━━ MATERIAL SUPPLIED

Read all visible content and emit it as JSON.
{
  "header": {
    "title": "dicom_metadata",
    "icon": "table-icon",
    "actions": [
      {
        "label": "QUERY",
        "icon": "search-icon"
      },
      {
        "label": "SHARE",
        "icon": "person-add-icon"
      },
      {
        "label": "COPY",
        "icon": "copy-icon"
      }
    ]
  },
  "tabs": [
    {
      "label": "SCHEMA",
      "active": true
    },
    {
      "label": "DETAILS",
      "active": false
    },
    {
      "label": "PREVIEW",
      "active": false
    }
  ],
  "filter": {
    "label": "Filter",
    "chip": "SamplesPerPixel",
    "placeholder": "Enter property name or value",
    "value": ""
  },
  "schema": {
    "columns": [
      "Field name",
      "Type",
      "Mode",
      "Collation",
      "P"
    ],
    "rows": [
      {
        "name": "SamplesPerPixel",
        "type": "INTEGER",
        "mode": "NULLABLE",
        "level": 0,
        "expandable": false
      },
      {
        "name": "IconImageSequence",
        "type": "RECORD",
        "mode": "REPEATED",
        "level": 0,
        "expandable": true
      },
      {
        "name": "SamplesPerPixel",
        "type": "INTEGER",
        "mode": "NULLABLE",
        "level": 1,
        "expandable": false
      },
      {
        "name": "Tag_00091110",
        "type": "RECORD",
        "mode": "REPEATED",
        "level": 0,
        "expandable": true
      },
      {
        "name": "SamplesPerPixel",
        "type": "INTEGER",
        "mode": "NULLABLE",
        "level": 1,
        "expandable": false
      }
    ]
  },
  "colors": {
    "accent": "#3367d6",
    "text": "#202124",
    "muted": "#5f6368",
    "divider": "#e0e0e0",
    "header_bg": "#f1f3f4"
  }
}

━━━━

STATED TASK:
Using the data above, repeat every line exactly.

REPLY TO THE EXERCISE:
Read all visible content and emit it as JSON.
{
  "header": {
    "title": "dicom_metadata",
    "icon": "table-icon",
    "actions": [
      {
        "label": "QUERY",
        "icon": "search-icon"
      },
      {
        "label": "SHARE",
        "icon": "person-add-icon"
      },
      {
        "label": "COPY",
        "icon": "copy-icon"
      }
    ]
  },
  "tabs": [
    {
      "label": "SCHEMA",
      "active": true
    },
    {
      "label": "DETAILS",
      "active": false
    },
    {
      "label": "PREVIEW",
      "active": false
    }
  ],
  "filter": {
    "label": "Filter",
    "chip": "SamplesPerPixel",
    "placeholder": "Enter property name or value",
    "value": ""
  },
  "schema": {
    "columns": [
      "Field name",
      "Type",
      "Mode",
      "Collation",
      "P"
    ],
    "rows": [
      {
        "name": "SamplesPerPixel",
        "type": "INTEGER",
        "mode": "NULLABLE",
        "level": 0,
        "expandable": false
      },
      {
        "name": "IconImageSequence",
        "type": "RECORD",
        "mode": "REPEATED",
        "level": 0,
        "expandable": true
      },
      {
        "name": "SamplesPerPixel",
        "type": "INTEGER",
        "mode": "NULLABLE",
        "level": 1,
        "expandable": false
      },
      {
        "name": "Tag_00091110",
        "type": "RECORD",
        "mode": "REPEATED",
        "level": 0,
        "expandable": true
      },
      {
        "name": "SamplesPerPixel",
        "type": "INTEGER",
        "mode": "NULLABLE",
        "level": 1,
        "expandable": false
      }
    ]
  },
  "colors": {
    "accent": "#3367d6",
    "text": "#202124",
    "muted": "#5f6368",
    "divider": "#e0e0e0",
    "header_bg": "#f1f3f4"
  }
}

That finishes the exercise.